MGM brings WarGames home again in an honourable twenty-fifth anniversary edition long on special features. Indispensable to a child of the period, the picture holds up like a sonuvabitch, not diminished in the slightest by its distinctive age marks (a certain style of lighting, a certain degraded stock of film) but in fact elevated by them into a certain nostalgic sublimity. This is how thirty-five-year-olds remember films looking like--and the older I get, the codgier I get about protecting the lost towns of my visceral memory. This anamorphic DVD marks the first time I've seen WarGames since its theatrical release in its original aspect ratio, and I found myself a little disappointed that there doesn't seem to have been much vital information lost to pan&scan. (The bulk of the action is framed television-centred.) Still, seeing that giant NORAD screen in 1.85:1 brought back a cozy little tingle. The DD 5.1 remix is meanwhile fine despite giving minimal attention to atmospherics. Badham provides a lively, free-wheeling, packed commentary track for the picture that unfortunately has the effect of rendering the man a bit out of touch and, at times, condescending. It's something that's more marked on the Saturday Night Fever commentary where, I think, he might have a bit of a chip on his shoulder about certain editorial decisions that were taken away from him, but there's a moment or two when I got the distinct impression that time has rendered him a little patronizing about his then-young charges. Keeping him grounded a bit are screenwriters Lawrence Lasker and Walter F. Parkes. Together, when they get Badham to reveal how he came up with the acronym "WOPR" (War Operation Plan Response) as one half "the hamburger" and one half the image of someone pounding "wop wop wop wop" one fist into another, well, it is to laugh. What else can you do? For me, what I really wanted to hear was commentary about an environment where "asshole," "bullshit," and "goddamn" were the relaxed province of a PG film. While WarGames is subversive in many ways, its attacks against Reagan's new-Conservatism are full-frontal.

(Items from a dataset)

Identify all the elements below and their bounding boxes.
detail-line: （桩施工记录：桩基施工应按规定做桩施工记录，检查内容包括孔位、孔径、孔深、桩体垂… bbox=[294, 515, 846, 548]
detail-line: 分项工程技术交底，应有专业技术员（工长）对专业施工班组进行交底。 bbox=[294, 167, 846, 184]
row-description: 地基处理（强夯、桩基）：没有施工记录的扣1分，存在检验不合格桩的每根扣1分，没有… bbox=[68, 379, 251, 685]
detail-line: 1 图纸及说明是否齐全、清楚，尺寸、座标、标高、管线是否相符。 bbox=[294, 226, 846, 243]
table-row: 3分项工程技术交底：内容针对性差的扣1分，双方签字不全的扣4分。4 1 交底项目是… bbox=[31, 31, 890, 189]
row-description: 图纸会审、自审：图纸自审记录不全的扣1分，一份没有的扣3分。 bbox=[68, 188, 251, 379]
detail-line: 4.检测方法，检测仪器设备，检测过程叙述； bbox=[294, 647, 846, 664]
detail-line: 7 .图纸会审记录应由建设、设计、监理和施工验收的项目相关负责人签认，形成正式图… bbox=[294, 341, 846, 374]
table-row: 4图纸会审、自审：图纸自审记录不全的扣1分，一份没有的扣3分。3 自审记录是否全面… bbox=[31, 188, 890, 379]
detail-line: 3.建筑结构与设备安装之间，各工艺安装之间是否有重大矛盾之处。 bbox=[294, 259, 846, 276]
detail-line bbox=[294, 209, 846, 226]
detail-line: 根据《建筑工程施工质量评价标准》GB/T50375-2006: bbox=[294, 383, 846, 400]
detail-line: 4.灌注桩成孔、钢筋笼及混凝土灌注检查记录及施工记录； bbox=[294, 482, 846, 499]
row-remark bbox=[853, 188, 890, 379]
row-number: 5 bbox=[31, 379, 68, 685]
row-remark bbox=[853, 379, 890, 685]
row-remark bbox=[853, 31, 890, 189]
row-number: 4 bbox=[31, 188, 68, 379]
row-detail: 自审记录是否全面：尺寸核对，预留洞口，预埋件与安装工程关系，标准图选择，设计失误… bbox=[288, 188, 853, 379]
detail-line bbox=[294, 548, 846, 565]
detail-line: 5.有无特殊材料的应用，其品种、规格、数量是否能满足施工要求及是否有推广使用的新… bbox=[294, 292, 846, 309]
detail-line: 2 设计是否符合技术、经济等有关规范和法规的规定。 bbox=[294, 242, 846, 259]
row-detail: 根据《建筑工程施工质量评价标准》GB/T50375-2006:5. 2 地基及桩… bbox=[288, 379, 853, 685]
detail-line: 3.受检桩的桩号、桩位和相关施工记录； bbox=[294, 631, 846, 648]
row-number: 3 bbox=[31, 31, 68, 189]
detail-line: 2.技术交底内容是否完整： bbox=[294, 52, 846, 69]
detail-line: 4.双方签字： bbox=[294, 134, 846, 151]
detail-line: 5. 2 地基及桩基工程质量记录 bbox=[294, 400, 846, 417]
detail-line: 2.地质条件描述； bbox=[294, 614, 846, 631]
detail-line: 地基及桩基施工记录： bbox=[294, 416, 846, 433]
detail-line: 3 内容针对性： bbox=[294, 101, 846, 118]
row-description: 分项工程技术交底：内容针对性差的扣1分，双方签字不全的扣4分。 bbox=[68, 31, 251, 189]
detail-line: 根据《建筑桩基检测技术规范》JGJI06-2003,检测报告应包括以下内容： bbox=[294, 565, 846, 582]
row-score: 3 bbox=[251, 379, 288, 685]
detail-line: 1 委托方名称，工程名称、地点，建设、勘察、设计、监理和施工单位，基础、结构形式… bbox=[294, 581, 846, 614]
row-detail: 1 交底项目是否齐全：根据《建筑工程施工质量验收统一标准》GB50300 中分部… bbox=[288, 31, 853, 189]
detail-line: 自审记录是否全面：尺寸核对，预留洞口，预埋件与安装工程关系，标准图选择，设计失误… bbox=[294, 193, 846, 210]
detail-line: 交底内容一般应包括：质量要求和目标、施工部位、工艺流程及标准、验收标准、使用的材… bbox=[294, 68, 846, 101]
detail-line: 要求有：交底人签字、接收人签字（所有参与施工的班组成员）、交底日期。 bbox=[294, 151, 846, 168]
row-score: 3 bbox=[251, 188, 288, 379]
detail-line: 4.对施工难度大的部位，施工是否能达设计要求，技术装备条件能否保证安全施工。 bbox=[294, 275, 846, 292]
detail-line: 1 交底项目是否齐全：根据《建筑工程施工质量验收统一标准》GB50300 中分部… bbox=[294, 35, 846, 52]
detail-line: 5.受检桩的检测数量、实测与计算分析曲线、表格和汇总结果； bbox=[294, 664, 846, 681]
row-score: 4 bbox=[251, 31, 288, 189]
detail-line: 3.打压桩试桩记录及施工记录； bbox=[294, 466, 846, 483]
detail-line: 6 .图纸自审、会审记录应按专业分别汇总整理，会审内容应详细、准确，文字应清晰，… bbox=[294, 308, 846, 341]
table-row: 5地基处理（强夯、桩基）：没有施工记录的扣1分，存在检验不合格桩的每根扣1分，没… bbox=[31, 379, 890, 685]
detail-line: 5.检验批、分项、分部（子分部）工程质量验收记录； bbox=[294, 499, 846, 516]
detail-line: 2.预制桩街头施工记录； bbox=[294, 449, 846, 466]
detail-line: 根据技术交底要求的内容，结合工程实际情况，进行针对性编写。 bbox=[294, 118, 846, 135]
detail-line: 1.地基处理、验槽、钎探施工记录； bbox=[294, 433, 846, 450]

— Task instructions —
In the WarGames DVD review above, what does the acronym "WOPR" stand for?

— Response to the exercise —
War Operation Plan Response